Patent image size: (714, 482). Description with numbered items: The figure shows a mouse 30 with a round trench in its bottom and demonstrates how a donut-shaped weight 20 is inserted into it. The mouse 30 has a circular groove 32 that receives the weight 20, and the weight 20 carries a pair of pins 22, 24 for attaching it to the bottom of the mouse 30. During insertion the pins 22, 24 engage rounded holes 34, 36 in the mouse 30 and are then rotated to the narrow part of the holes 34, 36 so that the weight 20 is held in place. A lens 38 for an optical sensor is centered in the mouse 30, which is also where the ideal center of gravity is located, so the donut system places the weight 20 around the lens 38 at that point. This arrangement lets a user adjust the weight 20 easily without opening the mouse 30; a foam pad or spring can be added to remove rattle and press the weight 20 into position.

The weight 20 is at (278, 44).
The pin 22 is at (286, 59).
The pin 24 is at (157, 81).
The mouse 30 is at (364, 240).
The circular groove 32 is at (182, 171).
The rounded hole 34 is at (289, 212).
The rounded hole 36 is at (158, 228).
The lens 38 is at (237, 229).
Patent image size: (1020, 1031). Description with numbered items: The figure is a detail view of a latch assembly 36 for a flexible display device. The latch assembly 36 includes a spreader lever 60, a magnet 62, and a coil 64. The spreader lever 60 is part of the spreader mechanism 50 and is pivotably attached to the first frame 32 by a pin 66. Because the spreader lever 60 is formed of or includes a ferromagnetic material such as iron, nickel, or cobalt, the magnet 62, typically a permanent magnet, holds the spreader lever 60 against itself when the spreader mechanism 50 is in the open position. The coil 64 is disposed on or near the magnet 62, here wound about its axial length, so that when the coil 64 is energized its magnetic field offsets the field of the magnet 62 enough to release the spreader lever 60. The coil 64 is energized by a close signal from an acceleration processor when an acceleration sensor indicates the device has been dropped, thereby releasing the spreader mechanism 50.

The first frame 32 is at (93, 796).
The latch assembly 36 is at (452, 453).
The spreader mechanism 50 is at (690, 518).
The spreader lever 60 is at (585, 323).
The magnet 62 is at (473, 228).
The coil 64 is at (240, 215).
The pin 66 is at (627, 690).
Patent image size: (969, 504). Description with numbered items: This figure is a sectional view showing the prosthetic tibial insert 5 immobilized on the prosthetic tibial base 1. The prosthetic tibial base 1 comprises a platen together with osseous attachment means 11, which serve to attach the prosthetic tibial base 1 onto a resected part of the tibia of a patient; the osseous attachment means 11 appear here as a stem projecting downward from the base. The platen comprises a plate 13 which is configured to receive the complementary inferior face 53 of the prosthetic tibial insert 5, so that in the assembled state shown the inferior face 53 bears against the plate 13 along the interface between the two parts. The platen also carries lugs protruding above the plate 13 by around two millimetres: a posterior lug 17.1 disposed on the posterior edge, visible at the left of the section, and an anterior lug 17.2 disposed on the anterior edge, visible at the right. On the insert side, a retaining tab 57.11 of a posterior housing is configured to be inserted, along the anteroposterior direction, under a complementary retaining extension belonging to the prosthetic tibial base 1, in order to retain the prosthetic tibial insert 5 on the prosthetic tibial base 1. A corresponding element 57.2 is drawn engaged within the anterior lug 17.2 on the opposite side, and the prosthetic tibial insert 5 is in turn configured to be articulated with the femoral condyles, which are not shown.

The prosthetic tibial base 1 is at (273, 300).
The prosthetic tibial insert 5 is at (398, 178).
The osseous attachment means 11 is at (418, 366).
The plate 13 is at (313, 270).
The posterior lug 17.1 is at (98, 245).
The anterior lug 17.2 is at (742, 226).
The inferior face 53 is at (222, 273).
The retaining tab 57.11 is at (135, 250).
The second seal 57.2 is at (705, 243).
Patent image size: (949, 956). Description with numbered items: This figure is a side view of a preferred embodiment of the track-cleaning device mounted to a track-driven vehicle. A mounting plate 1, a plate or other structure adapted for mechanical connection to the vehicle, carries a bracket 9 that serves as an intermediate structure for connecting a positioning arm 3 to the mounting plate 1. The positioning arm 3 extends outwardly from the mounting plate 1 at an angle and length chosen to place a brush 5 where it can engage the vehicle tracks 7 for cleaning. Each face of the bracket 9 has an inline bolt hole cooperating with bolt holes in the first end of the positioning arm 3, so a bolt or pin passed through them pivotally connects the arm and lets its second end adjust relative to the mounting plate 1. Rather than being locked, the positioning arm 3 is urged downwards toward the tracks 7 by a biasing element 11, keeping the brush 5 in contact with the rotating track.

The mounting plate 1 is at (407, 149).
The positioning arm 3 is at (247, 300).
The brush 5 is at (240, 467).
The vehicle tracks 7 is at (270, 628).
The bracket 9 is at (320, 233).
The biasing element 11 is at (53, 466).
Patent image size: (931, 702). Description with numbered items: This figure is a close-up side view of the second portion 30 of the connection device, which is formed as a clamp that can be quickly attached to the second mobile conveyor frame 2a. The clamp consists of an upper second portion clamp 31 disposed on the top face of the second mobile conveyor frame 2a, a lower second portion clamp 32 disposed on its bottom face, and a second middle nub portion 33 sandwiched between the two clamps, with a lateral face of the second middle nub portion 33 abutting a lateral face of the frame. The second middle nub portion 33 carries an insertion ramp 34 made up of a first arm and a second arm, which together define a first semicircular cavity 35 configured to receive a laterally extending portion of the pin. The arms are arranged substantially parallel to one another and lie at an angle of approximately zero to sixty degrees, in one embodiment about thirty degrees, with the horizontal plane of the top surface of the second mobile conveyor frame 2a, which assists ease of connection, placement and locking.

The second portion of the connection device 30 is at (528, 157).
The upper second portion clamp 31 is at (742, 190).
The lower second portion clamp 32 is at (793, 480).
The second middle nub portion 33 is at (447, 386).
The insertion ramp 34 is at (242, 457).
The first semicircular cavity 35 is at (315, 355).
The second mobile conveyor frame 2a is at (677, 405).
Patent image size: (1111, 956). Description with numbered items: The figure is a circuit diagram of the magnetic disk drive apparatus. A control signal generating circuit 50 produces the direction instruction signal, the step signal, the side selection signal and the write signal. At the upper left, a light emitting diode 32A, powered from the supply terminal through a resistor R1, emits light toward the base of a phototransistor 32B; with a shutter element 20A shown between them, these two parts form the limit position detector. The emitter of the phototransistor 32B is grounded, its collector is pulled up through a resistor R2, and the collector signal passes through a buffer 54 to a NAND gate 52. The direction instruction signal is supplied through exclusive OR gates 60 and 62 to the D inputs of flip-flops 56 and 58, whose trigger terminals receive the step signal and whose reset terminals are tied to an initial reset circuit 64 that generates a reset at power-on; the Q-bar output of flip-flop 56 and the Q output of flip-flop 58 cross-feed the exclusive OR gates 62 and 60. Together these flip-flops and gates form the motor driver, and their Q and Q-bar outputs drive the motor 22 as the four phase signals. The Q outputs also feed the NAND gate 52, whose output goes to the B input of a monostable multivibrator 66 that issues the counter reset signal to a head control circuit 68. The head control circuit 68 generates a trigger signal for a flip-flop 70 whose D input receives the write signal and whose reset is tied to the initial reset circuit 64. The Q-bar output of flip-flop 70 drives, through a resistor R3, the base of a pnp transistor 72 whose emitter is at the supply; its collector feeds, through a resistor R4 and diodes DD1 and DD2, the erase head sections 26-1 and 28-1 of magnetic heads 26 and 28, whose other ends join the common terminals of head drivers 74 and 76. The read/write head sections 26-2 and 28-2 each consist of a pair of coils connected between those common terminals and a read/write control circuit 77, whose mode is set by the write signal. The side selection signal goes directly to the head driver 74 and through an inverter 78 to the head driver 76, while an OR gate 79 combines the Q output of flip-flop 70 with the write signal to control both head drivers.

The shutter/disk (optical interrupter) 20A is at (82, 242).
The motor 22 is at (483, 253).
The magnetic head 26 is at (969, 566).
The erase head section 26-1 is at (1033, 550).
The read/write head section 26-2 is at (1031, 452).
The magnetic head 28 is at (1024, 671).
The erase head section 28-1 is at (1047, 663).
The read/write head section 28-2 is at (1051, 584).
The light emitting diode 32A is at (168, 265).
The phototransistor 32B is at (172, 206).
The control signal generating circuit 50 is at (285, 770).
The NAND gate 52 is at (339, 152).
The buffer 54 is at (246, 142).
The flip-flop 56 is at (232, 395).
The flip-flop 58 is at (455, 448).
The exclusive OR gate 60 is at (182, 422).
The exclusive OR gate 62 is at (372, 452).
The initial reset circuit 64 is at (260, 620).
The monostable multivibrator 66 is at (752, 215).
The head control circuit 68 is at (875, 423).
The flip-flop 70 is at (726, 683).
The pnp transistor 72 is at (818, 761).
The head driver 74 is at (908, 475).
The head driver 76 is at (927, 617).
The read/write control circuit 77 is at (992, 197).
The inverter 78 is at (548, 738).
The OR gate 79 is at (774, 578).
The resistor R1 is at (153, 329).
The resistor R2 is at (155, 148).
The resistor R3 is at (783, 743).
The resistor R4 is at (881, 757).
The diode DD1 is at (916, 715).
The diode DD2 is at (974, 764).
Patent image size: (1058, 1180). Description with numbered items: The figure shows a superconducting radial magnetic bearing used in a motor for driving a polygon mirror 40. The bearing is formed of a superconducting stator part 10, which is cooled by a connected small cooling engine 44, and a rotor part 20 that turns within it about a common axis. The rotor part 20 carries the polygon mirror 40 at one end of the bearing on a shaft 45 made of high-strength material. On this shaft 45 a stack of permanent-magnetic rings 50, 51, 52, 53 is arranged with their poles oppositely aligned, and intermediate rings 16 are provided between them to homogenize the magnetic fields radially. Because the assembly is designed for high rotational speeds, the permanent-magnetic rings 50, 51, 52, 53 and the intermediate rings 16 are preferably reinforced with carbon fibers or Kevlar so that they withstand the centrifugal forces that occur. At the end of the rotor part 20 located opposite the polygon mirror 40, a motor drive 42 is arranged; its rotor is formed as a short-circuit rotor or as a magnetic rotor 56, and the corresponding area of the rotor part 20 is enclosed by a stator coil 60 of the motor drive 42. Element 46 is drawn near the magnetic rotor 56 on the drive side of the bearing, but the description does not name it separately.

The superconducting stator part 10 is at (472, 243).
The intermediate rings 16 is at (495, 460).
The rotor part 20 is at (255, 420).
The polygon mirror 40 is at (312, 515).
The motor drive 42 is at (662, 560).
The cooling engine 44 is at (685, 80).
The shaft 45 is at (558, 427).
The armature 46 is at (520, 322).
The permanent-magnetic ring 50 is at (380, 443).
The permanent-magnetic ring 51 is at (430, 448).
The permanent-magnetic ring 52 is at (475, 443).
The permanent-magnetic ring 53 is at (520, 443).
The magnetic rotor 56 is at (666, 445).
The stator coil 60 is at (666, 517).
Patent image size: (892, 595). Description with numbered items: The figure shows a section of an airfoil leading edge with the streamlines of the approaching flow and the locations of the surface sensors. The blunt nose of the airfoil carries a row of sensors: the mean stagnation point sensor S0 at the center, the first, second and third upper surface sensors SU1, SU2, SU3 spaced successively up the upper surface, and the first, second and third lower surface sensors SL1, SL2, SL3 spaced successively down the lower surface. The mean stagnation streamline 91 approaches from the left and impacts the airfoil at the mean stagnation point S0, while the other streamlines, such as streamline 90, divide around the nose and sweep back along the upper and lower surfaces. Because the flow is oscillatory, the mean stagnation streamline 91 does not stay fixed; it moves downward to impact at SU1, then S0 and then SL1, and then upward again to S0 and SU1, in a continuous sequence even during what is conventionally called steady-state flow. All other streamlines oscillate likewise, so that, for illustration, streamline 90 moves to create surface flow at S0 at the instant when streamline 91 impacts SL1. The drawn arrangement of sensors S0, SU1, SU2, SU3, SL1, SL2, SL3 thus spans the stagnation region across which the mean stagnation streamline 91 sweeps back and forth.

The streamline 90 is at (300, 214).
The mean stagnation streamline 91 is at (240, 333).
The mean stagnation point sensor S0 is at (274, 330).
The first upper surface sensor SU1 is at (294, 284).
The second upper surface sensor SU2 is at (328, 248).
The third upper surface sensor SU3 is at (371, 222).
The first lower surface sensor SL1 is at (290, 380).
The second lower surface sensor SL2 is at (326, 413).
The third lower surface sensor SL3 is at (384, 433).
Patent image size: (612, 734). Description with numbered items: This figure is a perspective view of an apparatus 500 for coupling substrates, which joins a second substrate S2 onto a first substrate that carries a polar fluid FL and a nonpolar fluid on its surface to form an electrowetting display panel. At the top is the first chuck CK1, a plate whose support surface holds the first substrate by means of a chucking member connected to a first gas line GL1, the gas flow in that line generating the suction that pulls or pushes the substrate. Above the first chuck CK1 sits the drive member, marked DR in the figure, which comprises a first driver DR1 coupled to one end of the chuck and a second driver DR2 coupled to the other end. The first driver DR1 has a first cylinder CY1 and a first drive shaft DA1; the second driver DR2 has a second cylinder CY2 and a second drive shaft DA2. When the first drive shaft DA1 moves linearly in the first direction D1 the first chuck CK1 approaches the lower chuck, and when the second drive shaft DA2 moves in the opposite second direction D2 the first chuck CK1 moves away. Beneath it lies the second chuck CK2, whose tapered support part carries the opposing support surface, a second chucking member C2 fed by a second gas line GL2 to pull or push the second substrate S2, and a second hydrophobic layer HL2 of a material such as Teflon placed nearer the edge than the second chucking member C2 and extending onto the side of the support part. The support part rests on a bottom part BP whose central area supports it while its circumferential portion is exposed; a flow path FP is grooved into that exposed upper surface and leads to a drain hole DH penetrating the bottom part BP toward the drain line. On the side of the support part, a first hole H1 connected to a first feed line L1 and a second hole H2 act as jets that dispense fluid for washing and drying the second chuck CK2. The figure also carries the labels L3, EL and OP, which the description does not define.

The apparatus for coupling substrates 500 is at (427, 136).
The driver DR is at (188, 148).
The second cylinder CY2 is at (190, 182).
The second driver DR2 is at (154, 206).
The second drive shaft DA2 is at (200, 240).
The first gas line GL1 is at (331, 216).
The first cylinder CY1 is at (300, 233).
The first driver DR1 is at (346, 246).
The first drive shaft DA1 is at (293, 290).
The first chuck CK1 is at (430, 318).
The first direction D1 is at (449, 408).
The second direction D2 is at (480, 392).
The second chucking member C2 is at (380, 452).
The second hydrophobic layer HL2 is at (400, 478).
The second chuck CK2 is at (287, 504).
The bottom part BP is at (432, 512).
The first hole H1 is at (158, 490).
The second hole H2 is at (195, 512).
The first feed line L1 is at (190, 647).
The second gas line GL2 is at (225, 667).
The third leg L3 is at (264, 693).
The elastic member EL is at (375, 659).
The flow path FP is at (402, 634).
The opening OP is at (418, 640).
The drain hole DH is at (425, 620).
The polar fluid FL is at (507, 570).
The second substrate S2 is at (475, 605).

*****

Exercise objective: Please format the lines of the items as a Markdown table with two columns, Row and Line, giving each line a row number and omitting blank lines. Start with the line that contains "Patent image size: (1020, 1031)." and end after the line that contains "The pin 66 is at (627, 690).".

Solution:
| Row | Line |
|---|---|
| 1 | Patent image size: (1020, 1031). Description with numbered items: The figure is a detail view of a latch assembly 36 for a flexible display device. The latch assembly 36 includes a spreader lever 60, a magnet 62, and a coil 64. The spreader lever 60 is part of the spreader mechanism 50 and is pivotably attached to the first frame 32 by a pin 66. Because the spreader lever 60 is formed of or includes a ferromagnetic material such as iron, nickel, or cobalt, the magnet 62, typically a permanent magnet, holds the spreader lever 60 against itself when the spreader mechanism 50 is in the open position. The coil 64 is disposed on or near the magnet 62, here wound about its axial length, so that when the coil 64 is energized its magnetic field offsets the field of the magnet 62 enough to release the spreader lever 60. The coil 64 is energized by a close signal from an acceleration processor when an acceleration sensor indicates the device has been dropped, thereby releasing the spreader mechanism 50. |
| 2 | The first frame 32 is at (93, 796). |
| 3 | The latch assembly 36 is at (452, 453). |
| 4 | The spreader mechanism 50 is at (690, 518). |
| 5 | The spreader lever 60 is at (585, 323). |
| 6 | The magnet 62 is at (473, 228). |
| 7 | The coil 64 is at (240, 215). |
| 8 | The pin 66 is at (627, 690). |